■ **TASK LIST**
1. From the mailing-list message below about simulating a lower resolution on the XO laptop, extract the part that begins at the words "Jordan Crouse a" and stops after "a single resolution.". Copy it without changes.
2. Answer these questions from the message below about simulating a lower resolution on the XO laptop:
(a) What resolution does the XO display have?
(b) Which video driver is named as the place to simulate a lower resolution?
(c) What is said to interact badly with the Geode's real upscaling?
3. Carry on the mailing-list message below about simulating a lower resolution on the XO laptop, starting after its last line.

■ **PASSAGE PROVIDED**
Simulating a lower resolution on the OLPC XO Laptop

Mathieu Comandon strycore at gmail.com
Tue Nov 25 16:04:24 PST 2008


Jordan Crouse a écrit :
> Bert Freudenberg wrote:
>>
>> On 25.11.2008, at 17:37, Jordan Crouse wrote:
>>
>>> Bert Freudenberg wrote:
>>>> On 25.11.2008, at 11:57, Strider wrote:
>>>>> Hi,
>>>>> I have a XO Laptop which is a nice machine machine with a high 
>>>>> res  display of 1200x900 pixels. The problem with this is that the 
>>>>> laptop  isn't powerful enugh to handle fullscreen applications at 
>>>>> this  resolution. If only the display could switch to a lower 
>>>>> resolution  things would be much better but it seems that this 
>>>>> laptop only  supports a single resolution.
>>>>>
>>>>> So I was wondering if it would be possible of simulating lower 
>>>>> res  at a low level, that is the xf86-video-geode driver.
>>>>> I'm not an expert in video drivers but i imagine that there are  
>>>>> functions to request a pixel to be drawn on screen based on 
>>>>> what's  in the video ram.
>>>>> Now let's say that it's not one pixel but two that we put on 
>>>>> screen,  and that we draw each lines two times. That would result 
>>>>> in a  600x450 resolution.
>>>>> If we do the same thing but repating the operations three times , 
>>>>> we  would have a 400x300 resolution.
>>>>> Some emulators have a scale option to do such a thing and manage 
>>>>> it  quite well, but if we had such an option in the video driver, 
>>>>> the  result would be even faster !
>>>>>
>>>>> So what do you think about this? Is it possible ?
>>>> The Geode actually can do real upscaling (that is, scale multiple  
>>>> graphics resolutions to the panel resolution), it works fine on 
>>>> other  machines and LCDs. But latest word is that this somehow 
>>>> interacts  badly with our DCON, so no-one has gotten it to work 
>>>> correctly on the  XO yet.

■ **LISTING**
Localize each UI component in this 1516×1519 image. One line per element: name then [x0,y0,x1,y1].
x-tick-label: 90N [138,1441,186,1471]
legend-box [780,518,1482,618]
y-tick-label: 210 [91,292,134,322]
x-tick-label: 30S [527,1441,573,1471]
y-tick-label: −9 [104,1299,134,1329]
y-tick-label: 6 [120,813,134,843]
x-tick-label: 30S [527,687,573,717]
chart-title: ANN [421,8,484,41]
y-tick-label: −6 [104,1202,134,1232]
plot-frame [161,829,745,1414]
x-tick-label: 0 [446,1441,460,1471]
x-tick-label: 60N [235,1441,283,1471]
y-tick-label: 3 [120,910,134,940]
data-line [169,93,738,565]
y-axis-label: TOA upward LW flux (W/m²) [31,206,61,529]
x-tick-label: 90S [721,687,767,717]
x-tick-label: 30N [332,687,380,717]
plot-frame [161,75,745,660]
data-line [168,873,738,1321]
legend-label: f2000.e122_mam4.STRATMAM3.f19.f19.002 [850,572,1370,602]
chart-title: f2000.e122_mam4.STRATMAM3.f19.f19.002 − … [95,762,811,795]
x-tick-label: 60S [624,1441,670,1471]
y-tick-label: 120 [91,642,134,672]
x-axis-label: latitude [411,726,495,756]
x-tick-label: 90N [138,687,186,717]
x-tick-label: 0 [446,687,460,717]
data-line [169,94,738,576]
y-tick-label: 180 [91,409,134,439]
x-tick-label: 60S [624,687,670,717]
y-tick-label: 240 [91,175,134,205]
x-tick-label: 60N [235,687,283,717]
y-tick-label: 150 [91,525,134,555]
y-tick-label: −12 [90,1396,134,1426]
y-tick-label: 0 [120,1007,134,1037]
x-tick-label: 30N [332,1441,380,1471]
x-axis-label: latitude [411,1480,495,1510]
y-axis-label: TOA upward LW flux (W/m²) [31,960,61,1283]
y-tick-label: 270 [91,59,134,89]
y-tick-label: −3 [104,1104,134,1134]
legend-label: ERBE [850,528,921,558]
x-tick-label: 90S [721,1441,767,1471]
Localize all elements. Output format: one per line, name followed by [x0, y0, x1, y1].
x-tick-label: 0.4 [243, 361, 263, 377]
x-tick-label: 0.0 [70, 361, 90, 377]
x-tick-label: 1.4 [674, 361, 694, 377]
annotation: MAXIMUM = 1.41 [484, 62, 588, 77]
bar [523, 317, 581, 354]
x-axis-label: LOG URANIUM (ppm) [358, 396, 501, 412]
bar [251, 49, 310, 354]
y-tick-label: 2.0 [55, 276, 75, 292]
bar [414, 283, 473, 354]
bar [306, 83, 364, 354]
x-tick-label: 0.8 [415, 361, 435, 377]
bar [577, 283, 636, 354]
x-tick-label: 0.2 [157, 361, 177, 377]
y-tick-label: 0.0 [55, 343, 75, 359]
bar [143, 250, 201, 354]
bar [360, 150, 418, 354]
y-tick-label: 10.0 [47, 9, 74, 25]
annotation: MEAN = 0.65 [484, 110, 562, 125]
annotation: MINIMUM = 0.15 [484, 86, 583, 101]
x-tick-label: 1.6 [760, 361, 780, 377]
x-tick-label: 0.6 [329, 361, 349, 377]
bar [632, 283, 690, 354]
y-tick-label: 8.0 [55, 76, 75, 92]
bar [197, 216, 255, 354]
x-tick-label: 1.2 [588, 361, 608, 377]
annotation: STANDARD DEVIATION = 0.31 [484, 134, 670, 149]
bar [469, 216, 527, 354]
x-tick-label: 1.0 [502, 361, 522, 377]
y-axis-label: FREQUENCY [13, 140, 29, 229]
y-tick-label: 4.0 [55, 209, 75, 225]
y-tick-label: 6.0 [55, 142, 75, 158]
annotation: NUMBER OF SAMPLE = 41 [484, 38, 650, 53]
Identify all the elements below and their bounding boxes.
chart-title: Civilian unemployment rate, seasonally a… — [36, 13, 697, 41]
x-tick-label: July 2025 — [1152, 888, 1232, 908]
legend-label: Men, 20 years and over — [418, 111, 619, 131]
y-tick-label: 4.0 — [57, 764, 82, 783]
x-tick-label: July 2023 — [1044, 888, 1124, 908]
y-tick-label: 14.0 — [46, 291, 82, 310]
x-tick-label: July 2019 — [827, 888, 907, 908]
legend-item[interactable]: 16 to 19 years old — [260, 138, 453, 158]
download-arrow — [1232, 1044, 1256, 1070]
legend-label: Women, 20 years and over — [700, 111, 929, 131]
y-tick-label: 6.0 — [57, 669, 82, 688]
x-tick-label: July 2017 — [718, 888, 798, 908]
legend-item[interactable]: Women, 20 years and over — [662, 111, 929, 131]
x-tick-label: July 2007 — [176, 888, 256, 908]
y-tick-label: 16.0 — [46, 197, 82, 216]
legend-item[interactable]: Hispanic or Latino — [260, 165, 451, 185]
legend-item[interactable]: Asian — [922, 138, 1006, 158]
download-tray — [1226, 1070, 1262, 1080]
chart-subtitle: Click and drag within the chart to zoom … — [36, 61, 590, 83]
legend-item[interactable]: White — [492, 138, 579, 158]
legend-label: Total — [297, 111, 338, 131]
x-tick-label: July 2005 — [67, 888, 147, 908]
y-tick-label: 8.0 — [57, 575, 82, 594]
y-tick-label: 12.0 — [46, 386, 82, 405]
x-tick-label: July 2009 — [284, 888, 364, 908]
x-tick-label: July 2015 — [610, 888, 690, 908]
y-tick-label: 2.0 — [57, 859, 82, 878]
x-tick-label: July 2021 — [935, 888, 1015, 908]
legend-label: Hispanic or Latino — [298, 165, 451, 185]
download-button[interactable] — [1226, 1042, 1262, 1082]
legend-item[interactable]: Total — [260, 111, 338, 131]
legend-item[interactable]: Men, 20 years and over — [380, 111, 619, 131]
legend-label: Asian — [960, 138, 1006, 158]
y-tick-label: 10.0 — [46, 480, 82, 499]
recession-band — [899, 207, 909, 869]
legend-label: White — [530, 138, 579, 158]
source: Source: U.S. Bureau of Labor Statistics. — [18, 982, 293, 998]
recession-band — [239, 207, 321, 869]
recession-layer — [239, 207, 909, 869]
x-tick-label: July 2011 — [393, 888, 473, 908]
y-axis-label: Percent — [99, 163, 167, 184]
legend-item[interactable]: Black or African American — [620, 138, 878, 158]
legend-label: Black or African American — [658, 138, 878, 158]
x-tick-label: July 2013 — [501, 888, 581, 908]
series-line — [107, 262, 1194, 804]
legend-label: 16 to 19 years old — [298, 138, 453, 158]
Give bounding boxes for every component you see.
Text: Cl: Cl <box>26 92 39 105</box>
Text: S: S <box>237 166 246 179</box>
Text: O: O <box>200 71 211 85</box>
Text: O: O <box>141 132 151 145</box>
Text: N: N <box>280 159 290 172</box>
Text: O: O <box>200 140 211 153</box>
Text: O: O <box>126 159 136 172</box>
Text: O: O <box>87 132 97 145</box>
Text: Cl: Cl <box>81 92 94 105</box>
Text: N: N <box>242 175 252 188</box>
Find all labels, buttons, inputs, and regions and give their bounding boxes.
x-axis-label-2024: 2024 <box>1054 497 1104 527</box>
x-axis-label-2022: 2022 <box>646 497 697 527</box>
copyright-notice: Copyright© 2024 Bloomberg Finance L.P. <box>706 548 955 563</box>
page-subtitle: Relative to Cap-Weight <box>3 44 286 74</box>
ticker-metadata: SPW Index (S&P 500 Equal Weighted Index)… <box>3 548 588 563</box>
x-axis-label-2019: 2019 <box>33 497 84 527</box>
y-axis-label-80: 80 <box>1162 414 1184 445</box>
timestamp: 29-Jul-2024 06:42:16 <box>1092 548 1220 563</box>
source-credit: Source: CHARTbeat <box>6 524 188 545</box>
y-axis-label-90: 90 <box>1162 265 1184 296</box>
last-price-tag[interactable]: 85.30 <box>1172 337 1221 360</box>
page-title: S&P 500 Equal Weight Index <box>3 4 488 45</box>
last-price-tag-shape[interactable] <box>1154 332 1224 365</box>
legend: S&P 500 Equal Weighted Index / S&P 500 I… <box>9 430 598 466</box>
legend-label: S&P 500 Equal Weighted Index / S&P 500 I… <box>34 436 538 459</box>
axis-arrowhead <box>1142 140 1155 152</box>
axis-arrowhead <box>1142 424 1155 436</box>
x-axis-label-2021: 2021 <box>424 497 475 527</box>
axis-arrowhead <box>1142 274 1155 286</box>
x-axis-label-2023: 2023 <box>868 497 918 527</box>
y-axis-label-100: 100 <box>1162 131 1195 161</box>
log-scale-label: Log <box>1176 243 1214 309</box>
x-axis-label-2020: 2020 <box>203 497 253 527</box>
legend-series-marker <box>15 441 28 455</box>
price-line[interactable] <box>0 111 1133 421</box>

■ **TASK-BY-TASK RESULTS**
1.
Jordan Crouse a écrit :
> Bert Freudenberg wrote:
>>
>> On 25.11.2008, at 17:37, Jordan Crouse wrote:
>>
>>> Bert Freudenberg wrote:
>>>> On 25.11.2008, at 11:57, Strider wrote:
>>>>> Hi,
>>>>> I have a XO Laptop which is a nice machine machine with a high 
>>>>> res  display of 1200x900 pixels. The problem with this is that the 
>>>>> laptop  isn't powerful enugh to handle fullscreen applications at 
>>>>> this  resolution. If only the display could switch to a lower 
>>>>> resolution  things would be much better but it seems that this 
>>>>> laptop only  supports a single resolution.

2.
(a) 1200x900 pixels
(b) The xf86-video-geode driver
(c) The DCON

3.
>>>
>>> Indeed.  I think there is a DCON interaction happening, because the 
>>> mouse gets "corrupted" during upscaling as well - and that implies 
>>> that the issue is happening after the screen is constructed.  The 
>>> upscaling works fine on a CRT and on a "standard" TFT panel, so that 
>>> is what leads me back to the DCON.  Its also a long shot that the 
>>> 1200x900 resolution is confusing the scaler, but I doubt it since 
>>> the aspect ratio is still 4:3.  I would love for other people to try 
>>> the driver (it is in the latest debxo, I think); perhaps you can see 
>>> the pattern that I can't.
>>>
>>>> There still may be hope, because the video upscaler can take RGB 
>>>> 5:6:5  data, so in theory a lower-res 16 bpp frame buffer could be 
>>>> upscaled  on-the-fly (and the upscaler does 30 fps easily). But I 
>>>> guess getting  this to work would require a very determined X 
>>>> hacker ...
>>>
>>> The RGB video overlay should just work (TM).  So it would take less 
>>> of a determined X hacker, and more of a determined application 
>>> hacker to put all the pieces together.
>>
>>
>> Well, I meant that this could be used to actually provide, say, an 
>> 800x600x16 mode in the driver, without having to hack applications. 
>> While adapting a single app may be comparatively easy, it's still a 
>> major hassle to patch each and every app. Having it in the driver 
>> would make things just work (TM). But that would be a major hack, 
>> don't you agree?
>
> So if I understand what you are getting at - you want to set up a 
> single  overlay over the whole screen, and render everything on that?  
> Thats probably doable - you could set up a shadow framebuffer like we 
> do for rotation, and hook the damage code into the video overlay.  It 
> might work out well, but it would preclude using the video overlay for 
> anything else (such as, video).  It would probably also preclude 
> rotation - maybe not.
>
> But rather then invent fanciful ways to handle this, the efforts would 
> be better spent figuring out how to fix the current driver.  Mitch 
> reports that the Windows driver works just fine, so clearly the bug is 
> on our side.
>
> We need developers to start understanding how the driver works. 
> Everybody with a professional interest in the X driver has moved on to 
> other pastures, and OLPC desperately needs community members to pick 
> up the slack.
>
> Jordan
>
Knowing that changing resolution on Windows XP sure brings hope to solve 
this problem :)
I have installed the latest DebXO on a SD Card and xrandr shows several 
choices where Ubuntu and Fedora showed only the native 1200x900.
I tried the other modes but they're all messed up. It's clearly a 
problem about timings.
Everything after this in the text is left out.